Instructions for the task> Pick out all lines in the listing holding the string "patient" and copy them.

Data excerpts>
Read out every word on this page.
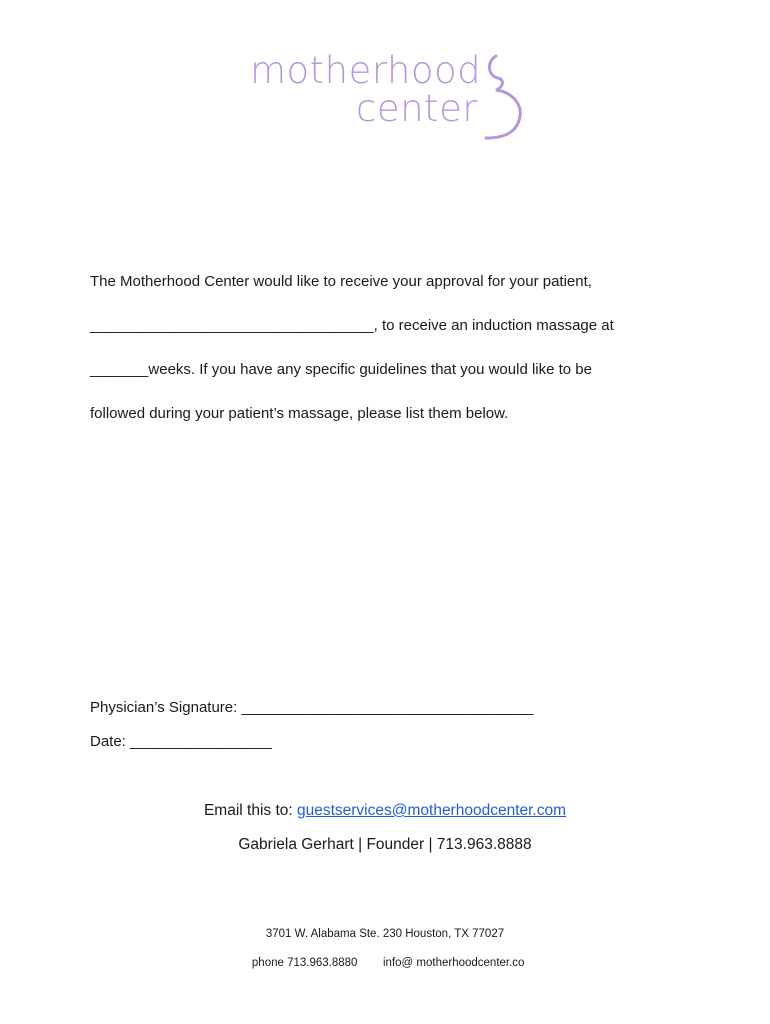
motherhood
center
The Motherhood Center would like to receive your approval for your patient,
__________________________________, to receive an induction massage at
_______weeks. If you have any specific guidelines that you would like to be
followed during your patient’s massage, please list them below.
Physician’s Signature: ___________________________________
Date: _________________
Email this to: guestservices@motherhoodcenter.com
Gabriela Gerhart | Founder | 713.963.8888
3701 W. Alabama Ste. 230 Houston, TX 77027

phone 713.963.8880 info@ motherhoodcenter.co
* * *
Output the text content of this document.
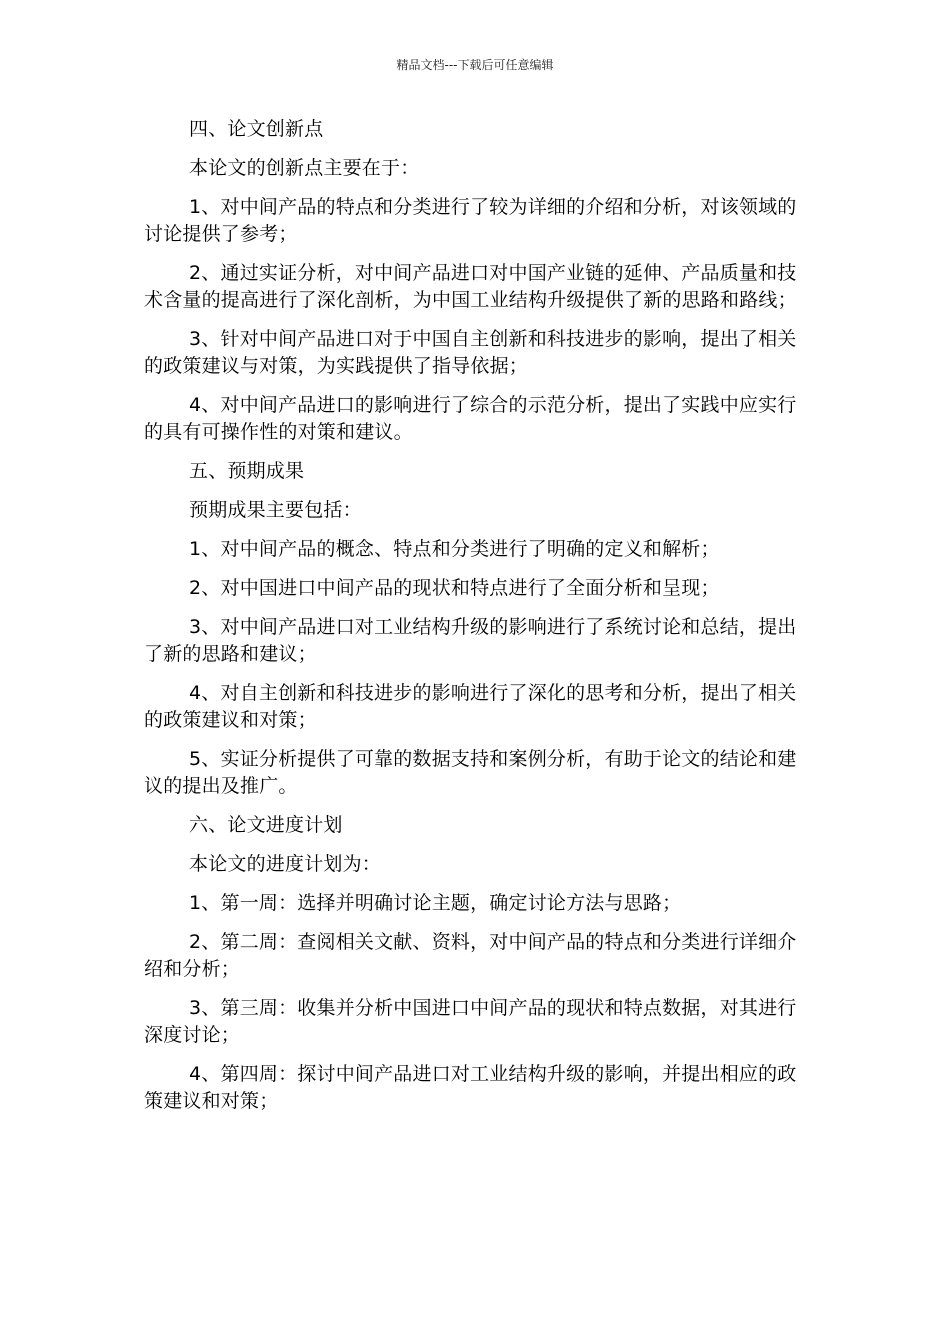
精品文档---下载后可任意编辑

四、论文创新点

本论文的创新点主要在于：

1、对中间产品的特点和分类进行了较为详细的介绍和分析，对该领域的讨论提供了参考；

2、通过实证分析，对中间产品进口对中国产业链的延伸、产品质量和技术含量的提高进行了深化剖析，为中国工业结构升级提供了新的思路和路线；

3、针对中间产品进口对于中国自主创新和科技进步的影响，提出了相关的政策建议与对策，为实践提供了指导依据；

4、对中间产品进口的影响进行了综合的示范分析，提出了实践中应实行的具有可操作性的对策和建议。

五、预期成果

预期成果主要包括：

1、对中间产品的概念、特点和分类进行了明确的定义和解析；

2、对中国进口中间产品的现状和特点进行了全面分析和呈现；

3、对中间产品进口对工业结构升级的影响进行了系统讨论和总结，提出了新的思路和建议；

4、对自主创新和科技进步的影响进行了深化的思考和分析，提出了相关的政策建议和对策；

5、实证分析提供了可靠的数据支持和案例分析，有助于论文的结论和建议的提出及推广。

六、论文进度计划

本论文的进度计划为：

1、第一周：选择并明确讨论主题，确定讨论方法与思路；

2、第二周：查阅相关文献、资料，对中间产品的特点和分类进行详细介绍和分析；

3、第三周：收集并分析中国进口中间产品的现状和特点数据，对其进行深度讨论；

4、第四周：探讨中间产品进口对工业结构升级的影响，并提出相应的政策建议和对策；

Correct result>
The Motherhood Center would like to receive your approval for your patient,
followed during your patient’s massage, please list them below.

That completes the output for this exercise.